* **Texte source**

-.-.-

Ainsi pour Cassirer, les rituels ne sont pas une formes que les hommes devraient laisser derrière eux, il faut en passer par eux et parcourir tout le parcours de signification pour comprendre le phénomène de la culture, de même que l’évolution culturelle n’abolit pas l’activité mythologique si prégnante aux débuts de son histoire : on n’en a jamais fini avec les mythes parce qu’ils répondent à ce que Cassirer nomme une “fonction de sens” primordiale, l’expression, toujours en nous (Ausdrucksfunktion). La culture moderne est donc loin d’avoir aboli les formes symboliques de ses origines.

Pour rédiger le second tome sur La pensée mythique, le philosophe est nourri par l’ethnologie et notamment les conceptions de Konrad Theodor Preuss. Si l’éclair et les serpents font d’abord peur aux humains, ils tentent de gérer cette peur en identifiant les serpents au dieu éclair permettant de faire venir magiquement la pluie, puis, quand ce sont des Grecs de l’Antiquité qu’il s’agit, ils nomment “Zeus” et lui attribuent le foudre, avant que l’éclair soit compris scientifiquement, permettant d’exploiter les bienfaits de la “fée électricité”.

La pensée mythique peut continuer à être active, voire à être instrumentalisée de manière dangereuse. A la fin de sa vie, Cassirer revenant sur les origines du nazisme et du fascisme évoque l’instrumentalisation politique de la pensée mythique au XXème siècle (cf The Myth of the State, 1946). Les Nazis ont selon lui utilisé intentionnellement la force de la pensée mythique pour souder la collectivité à leur chef et utiliser des démonstrations de force pour créer des expressions collectives de la peur.

-.-.-

* **Données fournies**
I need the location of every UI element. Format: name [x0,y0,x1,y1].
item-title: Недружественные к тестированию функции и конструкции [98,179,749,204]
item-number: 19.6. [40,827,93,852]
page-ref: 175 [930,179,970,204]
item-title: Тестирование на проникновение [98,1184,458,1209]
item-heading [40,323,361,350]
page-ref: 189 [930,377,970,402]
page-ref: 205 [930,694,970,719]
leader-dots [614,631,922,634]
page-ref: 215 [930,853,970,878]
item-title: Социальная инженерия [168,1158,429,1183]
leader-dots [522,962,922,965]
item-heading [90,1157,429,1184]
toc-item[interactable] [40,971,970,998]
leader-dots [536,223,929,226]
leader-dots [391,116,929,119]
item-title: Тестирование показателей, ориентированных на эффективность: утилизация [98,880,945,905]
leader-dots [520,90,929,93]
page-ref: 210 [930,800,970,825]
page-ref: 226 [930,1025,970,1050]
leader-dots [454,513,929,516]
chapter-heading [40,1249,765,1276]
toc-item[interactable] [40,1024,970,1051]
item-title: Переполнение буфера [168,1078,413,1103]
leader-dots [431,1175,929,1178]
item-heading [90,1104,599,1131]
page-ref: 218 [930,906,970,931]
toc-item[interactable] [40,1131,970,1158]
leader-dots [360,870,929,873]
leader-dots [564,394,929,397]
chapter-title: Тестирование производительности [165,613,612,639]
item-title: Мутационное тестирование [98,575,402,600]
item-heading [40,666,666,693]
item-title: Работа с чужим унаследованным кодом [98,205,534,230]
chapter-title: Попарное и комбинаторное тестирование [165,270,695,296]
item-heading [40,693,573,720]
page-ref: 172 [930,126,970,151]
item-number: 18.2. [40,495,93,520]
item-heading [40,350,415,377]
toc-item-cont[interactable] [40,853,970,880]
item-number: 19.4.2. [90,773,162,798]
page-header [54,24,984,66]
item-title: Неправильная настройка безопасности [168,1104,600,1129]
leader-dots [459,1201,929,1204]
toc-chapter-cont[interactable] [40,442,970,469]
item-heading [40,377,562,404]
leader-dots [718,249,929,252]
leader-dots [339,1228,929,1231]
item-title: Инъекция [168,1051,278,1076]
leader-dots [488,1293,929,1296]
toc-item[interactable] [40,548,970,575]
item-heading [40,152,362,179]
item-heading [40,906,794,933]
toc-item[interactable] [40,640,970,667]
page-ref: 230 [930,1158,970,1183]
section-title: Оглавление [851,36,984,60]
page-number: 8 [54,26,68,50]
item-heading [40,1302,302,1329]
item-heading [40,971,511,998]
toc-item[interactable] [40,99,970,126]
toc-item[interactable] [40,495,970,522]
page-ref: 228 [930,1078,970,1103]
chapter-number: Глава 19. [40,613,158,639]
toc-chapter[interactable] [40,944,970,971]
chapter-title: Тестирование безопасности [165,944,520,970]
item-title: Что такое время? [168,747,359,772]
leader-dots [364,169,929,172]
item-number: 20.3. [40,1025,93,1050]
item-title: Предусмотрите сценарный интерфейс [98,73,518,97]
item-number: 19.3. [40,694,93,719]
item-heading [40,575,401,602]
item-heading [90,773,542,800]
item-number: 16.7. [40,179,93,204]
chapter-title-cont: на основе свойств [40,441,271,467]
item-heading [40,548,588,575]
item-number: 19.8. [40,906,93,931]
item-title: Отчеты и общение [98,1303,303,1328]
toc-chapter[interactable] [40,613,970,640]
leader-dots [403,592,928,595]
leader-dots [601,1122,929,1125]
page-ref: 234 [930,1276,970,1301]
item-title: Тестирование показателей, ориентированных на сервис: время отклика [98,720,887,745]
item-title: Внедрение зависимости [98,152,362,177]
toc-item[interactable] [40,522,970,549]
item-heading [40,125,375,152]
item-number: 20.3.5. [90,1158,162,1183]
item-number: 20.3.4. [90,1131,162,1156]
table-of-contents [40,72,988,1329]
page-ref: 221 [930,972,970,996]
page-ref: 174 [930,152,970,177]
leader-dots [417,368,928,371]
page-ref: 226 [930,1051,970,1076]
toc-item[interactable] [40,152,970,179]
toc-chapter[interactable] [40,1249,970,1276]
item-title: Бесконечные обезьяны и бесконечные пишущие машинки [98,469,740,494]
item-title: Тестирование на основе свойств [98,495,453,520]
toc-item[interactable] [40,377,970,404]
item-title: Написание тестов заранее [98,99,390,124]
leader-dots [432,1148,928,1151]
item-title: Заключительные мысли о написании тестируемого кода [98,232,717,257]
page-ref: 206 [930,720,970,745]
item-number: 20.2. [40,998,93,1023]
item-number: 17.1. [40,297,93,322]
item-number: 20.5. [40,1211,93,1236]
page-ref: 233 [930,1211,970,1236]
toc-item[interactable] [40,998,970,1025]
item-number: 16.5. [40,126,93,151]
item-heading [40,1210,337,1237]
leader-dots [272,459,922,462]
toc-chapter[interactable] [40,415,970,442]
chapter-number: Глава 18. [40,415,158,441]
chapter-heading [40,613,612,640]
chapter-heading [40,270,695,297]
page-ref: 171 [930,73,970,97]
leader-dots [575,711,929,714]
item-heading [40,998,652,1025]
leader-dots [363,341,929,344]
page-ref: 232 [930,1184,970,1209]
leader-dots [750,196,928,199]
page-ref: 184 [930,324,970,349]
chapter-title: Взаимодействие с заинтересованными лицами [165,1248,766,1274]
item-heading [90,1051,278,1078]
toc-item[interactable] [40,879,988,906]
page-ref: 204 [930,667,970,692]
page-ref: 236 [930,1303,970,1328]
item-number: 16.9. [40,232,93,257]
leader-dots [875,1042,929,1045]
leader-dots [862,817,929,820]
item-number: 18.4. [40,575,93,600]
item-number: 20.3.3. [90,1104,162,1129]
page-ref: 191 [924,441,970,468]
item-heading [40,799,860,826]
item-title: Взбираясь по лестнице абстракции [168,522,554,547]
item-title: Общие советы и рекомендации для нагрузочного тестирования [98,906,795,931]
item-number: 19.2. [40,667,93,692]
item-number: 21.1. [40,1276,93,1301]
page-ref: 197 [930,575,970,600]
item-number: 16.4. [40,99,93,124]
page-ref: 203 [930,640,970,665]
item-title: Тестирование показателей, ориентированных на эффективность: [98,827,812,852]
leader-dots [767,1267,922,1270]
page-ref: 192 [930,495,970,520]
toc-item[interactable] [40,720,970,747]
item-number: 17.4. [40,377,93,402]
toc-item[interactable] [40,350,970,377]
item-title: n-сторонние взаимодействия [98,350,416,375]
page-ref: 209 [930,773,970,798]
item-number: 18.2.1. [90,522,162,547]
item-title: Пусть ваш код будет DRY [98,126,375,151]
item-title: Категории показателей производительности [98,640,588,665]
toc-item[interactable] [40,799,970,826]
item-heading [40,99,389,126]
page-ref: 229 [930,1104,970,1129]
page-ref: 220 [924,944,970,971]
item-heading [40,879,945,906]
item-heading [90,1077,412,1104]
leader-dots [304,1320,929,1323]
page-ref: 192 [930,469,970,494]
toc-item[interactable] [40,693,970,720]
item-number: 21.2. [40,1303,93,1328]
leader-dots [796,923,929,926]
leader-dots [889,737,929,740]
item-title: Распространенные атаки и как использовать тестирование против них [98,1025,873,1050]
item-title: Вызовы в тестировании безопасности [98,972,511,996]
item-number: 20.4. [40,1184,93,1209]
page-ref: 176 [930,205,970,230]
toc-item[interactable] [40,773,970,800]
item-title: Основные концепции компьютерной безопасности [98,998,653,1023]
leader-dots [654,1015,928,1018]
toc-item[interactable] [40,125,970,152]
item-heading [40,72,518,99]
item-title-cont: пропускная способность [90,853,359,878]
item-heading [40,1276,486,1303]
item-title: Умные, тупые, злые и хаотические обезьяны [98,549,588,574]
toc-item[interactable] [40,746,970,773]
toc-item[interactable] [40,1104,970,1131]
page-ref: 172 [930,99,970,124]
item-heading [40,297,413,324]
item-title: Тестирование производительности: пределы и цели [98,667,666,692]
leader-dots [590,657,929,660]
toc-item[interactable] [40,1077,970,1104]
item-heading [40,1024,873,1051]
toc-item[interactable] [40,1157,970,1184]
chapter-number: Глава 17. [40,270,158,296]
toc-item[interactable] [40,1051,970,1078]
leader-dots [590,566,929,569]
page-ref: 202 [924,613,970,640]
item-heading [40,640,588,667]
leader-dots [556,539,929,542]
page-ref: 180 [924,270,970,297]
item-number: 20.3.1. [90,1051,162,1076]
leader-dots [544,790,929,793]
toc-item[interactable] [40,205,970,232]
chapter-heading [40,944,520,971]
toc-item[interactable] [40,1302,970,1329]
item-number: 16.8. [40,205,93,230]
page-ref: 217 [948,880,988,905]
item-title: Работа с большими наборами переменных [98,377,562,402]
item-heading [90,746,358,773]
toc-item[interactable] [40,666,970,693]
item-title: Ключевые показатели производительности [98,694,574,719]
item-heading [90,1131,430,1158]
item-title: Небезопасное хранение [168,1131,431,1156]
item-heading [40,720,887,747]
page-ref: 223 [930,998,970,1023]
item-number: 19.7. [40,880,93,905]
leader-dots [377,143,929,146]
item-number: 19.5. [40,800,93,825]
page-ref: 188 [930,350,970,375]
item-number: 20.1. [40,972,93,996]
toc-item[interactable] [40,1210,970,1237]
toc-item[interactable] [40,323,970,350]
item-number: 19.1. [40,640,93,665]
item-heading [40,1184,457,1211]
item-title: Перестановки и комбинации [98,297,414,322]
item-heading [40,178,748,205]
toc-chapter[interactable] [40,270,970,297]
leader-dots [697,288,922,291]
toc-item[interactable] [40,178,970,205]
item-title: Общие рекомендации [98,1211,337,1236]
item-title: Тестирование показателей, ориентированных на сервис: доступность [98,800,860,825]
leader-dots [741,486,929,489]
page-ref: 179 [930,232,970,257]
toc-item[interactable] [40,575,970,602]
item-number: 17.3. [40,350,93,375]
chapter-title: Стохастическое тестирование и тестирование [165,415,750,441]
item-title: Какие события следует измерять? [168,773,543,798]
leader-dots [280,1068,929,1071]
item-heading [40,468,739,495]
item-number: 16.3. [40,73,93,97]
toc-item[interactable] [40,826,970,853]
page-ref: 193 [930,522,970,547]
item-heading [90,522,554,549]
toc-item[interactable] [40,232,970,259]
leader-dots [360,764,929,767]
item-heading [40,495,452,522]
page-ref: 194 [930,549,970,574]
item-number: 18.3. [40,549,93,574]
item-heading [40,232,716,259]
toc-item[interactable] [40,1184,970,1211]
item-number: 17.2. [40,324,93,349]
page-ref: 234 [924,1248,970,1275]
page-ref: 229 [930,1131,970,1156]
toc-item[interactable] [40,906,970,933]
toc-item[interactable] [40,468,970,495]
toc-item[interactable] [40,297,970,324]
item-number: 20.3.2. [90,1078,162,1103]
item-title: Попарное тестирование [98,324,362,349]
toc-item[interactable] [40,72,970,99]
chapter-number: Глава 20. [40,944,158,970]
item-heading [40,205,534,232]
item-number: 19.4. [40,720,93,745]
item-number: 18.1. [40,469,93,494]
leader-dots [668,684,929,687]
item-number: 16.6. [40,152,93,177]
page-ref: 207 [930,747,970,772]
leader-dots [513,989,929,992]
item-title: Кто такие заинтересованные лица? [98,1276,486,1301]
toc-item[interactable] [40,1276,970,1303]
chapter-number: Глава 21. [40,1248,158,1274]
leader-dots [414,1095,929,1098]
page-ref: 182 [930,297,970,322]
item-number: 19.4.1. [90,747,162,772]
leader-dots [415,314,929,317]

-.-.-

* **Consignes de l'exercice**
- 1) Veuillez imprimer telles quelles les lignes de données, depuis la toute première jusqu'à celle qui contient « toc-item[interactable] [40,971,970,998] », incluse.
- 2) Poursuivez le texte sur Cassirer et la pensée mythique à partir de sa dernière phrase.

* **Résultats par tâche**
- 1)
I need the location of every UI element. Format: name [x0,y0,x1,y1].
item-title: Недружественные к тестированию функции и конструкции [98,179,749,204]
item-number: 19.6. [40,827,93,852]
page-ref: 175 [930,179,970,204]
item-title: Тестирование на проникновение [98,1184,458,1209]
item-heading [40,323,361,350]
page-ref: 189 [930,377,970,402]
page-ref: 205 [930,694,970,719]
leader-dots [614,631,922,634]
page-ref: 215 [930,853,970,878]
item-title: Социальная инженерия [168,1158,429,1183]
leader-dots [522,962,922,965]
item-heading [90,1157,429,1184]
toc-item[interactable] [40,971,970,998]

- 2)
En somme les rituels et les actions rituelles créent, grâce à une activité sensible et corporelle, des concepts ainsi qu’une orientation nouvelle dans l’espace et dans le temps. Mais même les formes symboliques réputées plus abstraites ont besoin du corps et du sensible pour se réaliser : la science, par exemple, a besoin de symboles concrets comme l’écriture mathématique pour s’effectuer. D’ailleurs, même les mathématiciens ont un style, une écriture, une manière spécifique d’élaborer leurs raisonnements. On ne doit donc jamais perdre de vue dans l’analyse des formes symboliques la dimension physiologique, “l’incorporation” au sens où nous pourrions l’entendre chez Merleau-Ponty.

Rappelons les quatre “fonctions de sens” (Sinnfunktion) principales, qui traversent les différentes formes symboliques et s’y manifestent plus ou moins : le degré de cette manifestation varie, mais toutes les formes peuvent les faire apparaître à des degrés divers.

  • 1. L’expression (Ausdruck) et sa forme symbolique (FS) correspondante : l’action rituelle et le mythe
  • 2. La présentation (Darstellung), (FS) = le langage/la langue
  • 3. La signification pure (reine Bedeutung), (FS) = la science
  • 4. La symbolique pure (reine Symbolik) (FS) = l’art

 I - L’action rituelle collective : l’expression des affects et l’orientation primordiale du corps dans l’espace et le temps

L’action rituelle collective dont il est question peut consister en danses, en processions (dromenon), au cours desquelles les participants se déchargent de certains affects comme la peur. Un bon exemple est celui du « rituel du maïs » chez les indiens Cora (cf images ci-dessous).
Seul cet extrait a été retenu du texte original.